### WHAT THE TASK ASKS
From the entries below, say how many lines carry the word "noſtre", and give nothing but the number.

───

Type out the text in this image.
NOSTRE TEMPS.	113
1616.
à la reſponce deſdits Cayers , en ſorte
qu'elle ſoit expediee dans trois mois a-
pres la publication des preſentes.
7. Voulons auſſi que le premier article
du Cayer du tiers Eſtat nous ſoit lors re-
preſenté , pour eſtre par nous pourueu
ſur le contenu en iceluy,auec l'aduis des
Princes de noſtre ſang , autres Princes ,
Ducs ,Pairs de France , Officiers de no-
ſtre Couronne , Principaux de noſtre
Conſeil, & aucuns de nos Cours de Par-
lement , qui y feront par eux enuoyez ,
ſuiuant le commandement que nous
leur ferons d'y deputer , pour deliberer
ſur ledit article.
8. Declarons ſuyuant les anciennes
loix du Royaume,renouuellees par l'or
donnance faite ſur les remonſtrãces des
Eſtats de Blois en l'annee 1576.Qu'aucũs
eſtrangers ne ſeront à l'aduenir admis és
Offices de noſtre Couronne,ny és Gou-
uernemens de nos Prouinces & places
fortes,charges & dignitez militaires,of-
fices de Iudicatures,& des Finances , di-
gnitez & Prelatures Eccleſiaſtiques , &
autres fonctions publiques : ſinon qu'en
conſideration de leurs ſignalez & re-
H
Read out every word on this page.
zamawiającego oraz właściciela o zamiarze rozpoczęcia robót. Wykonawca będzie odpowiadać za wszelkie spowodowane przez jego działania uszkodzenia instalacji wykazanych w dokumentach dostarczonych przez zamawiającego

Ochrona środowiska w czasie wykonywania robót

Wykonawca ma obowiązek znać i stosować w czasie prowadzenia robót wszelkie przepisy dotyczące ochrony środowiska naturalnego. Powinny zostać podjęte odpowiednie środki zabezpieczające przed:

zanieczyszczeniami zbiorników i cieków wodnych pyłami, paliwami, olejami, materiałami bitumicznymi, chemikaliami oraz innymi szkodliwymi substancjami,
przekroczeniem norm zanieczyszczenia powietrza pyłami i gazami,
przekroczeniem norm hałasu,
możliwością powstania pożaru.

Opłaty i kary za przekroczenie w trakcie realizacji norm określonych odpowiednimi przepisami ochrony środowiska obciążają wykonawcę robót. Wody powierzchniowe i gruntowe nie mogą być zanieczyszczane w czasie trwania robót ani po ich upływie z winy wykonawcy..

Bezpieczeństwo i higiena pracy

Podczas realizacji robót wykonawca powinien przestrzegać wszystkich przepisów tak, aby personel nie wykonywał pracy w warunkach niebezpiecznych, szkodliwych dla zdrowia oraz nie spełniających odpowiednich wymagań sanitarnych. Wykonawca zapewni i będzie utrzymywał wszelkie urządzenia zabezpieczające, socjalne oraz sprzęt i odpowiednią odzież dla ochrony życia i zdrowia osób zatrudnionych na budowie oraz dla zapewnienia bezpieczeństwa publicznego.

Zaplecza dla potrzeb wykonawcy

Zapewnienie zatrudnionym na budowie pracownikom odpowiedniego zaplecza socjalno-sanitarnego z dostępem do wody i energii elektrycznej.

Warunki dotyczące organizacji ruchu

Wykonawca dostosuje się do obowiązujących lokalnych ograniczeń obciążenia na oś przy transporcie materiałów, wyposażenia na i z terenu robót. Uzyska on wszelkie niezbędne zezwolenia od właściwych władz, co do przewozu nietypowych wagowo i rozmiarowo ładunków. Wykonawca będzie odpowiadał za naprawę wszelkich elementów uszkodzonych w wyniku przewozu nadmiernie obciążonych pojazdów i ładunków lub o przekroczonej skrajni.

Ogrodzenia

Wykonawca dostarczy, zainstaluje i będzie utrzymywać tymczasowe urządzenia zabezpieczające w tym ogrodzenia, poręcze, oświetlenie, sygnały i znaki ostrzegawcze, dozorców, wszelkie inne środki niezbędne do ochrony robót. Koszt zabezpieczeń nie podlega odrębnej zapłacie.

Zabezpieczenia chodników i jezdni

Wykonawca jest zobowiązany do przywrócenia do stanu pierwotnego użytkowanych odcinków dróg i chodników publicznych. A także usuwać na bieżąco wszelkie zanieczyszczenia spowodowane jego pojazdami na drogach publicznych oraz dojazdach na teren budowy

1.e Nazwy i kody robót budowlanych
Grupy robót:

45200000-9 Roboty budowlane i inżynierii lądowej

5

───

### TASK RESPONSE
3